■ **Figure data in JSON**

-------

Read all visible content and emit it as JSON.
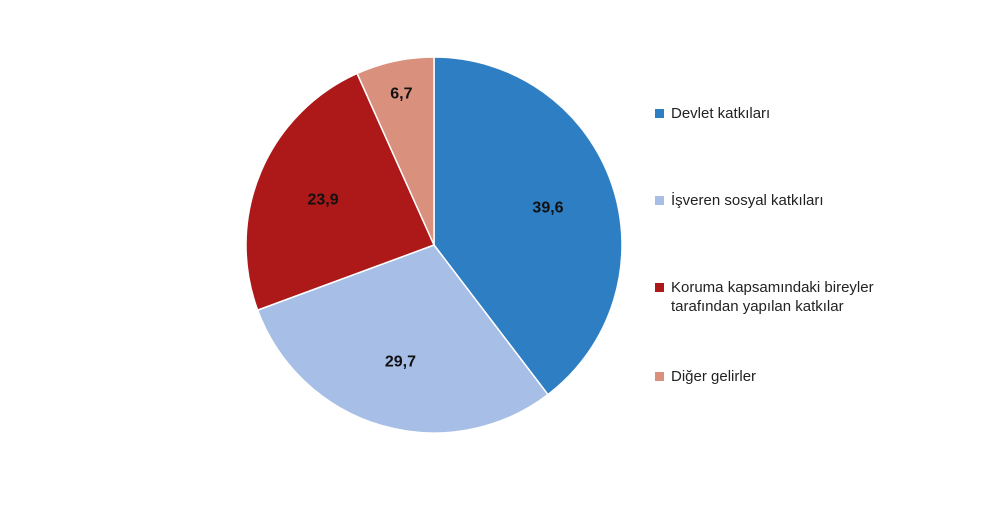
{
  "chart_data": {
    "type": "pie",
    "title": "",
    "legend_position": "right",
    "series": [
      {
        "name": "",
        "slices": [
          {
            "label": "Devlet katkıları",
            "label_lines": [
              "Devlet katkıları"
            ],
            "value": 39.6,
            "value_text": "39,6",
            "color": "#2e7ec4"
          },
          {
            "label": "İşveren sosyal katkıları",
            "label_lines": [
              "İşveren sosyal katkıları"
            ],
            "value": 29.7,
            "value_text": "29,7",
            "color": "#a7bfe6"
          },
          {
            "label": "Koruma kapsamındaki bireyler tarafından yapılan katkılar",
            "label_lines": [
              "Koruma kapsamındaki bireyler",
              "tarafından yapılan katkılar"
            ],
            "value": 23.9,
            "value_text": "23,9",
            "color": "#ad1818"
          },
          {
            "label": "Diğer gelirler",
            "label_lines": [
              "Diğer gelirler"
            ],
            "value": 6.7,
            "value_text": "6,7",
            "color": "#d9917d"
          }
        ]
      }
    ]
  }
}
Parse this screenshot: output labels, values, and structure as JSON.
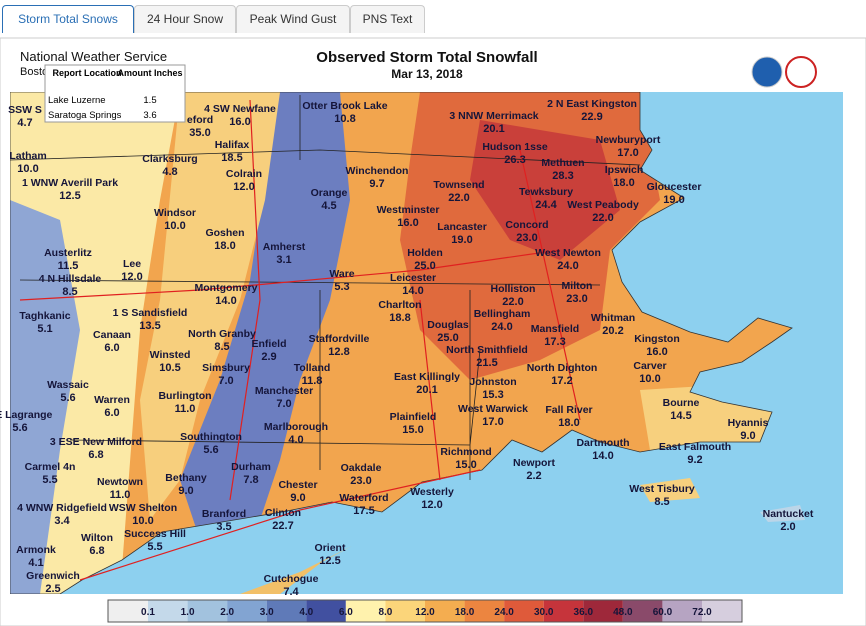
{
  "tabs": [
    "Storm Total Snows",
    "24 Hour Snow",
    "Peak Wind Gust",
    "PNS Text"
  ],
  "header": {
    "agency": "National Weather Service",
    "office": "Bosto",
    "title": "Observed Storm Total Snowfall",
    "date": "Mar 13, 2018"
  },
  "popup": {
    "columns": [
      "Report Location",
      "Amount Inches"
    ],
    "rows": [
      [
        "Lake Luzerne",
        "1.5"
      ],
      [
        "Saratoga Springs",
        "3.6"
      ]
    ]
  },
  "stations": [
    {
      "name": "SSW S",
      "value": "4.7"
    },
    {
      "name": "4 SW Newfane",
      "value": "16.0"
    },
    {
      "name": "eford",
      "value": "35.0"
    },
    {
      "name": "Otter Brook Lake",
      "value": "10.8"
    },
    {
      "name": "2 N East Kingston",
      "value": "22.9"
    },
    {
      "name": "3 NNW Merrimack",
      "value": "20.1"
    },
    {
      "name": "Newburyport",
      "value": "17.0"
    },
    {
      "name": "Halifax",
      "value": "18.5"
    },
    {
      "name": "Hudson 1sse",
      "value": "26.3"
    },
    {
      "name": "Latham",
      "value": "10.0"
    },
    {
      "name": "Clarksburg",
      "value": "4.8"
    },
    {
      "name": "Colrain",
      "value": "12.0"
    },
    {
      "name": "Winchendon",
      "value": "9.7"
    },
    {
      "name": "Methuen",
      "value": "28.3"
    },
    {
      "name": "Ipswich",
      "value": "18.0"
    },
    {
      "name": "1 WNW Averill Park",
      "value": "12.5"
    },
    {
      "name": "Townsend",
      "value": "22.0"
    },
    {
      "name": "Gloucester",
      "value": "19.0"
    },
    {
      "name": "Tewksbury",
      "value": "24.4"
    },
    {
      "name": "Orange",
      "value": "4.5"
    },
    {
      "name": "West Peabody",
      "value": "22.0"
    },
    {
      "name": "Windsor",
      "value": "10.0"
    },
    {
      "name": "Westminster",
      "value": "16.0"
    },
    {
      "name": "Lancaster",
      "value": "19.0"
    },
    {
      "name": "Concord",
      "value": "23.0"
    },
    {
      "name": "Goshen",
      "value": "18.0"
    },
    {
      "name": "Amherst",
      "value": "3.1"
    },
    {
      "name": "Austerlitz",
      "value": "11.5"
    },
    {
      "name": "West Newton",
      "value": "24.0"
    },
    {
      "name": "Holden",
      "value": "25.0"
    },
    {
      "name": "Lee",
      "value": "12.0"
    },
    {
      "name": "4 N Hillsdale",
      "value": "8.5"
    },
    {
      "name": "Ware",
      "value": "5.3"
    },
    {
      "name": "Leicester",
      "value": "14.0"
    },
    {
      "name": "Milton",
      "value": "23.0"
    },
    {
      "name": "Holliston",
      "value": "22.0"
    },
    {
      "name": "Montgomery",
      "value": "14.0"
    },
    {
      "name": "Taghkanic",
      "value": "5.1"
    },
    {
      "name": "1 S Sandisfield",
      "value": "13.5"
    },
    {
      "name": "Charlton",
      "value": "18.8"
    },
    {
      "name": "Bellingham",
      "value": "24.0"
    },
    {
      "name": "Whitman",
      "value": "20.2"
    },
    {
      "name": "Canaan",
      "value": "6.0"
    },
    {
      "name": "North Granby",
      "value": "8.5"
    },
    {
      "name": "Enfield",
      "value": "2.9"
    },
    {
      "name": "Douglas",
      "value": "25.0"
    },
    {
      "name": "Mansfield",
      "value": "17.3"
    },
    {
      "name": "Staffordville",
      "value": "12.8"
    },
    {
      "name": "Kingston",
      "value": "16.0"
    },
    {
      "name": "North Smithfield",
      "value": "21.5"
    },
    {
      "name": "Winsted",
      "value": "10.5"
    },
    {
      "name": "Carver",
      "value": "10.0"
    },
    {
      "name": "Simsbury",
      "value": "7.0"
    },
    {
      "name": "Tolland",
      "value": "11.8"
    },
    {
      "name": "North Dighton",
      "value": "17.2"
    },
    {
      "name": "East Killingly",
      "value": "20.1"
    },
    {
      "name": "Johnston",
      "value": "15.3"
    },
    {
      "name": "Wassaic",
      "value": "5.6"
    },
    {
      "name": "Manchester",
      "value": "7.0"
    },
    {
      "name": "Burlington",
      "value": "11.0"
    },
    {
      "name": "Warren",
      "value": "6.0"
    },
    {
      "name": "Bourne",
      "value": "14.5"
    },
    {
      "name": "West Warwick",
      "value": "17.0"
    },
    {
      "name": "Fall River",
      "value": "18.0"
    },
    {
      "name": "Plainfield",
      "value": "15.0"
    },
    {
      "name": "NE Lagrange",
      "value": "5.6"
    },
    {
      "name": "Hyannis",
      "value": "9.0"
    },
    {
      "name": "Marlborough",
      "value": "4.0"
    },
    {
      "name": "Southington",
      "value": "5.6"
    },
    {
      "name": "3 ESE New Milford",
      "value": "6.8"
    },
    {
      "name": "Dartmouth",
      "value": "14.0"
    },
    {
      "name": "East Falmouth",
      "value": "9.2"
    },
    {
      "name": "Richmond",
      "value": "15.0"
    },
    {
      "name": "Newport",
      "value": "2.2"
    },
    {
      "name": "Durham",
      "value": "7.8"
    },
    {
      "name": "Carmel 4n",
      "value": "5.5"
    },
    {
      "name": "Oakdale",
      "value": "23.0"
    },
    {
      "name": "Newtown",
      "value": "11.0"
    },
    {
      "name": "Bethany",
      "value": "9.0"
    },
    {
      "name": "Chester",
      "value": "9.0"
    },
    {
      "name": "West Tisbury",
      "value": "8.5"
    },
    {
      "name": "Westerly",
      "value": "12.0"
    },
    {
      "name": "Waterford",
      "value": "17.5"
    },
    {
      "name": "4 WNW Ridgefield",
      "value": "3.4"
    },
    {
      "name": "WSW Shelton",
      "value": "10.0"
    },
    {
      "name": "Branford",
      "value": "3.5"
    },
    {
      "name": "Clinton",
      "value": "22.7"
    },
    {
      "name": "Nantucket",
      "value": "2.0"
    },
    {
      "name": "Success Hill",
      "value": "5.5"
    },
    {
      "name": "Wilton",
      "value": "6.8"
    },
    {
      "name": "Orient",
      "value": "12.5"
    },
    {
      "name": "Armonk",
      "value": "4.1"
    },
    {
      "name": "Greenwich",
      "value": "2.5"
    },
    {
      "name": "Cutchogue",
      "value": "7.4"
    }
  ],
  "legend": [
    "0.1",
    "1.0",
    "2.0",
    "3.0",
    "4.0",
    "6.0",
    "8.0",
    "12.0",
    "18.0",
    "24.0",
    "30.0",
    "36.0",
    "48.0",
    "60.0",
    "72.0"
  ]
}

-------

■ **Written problem**
Identify the lines that hold the word "East". Copy every one of them.

■ **Reply to the exercise**
      "name": "2 N East Kingston",
      "name": "East Killingly",
      "name": "East Falmouth",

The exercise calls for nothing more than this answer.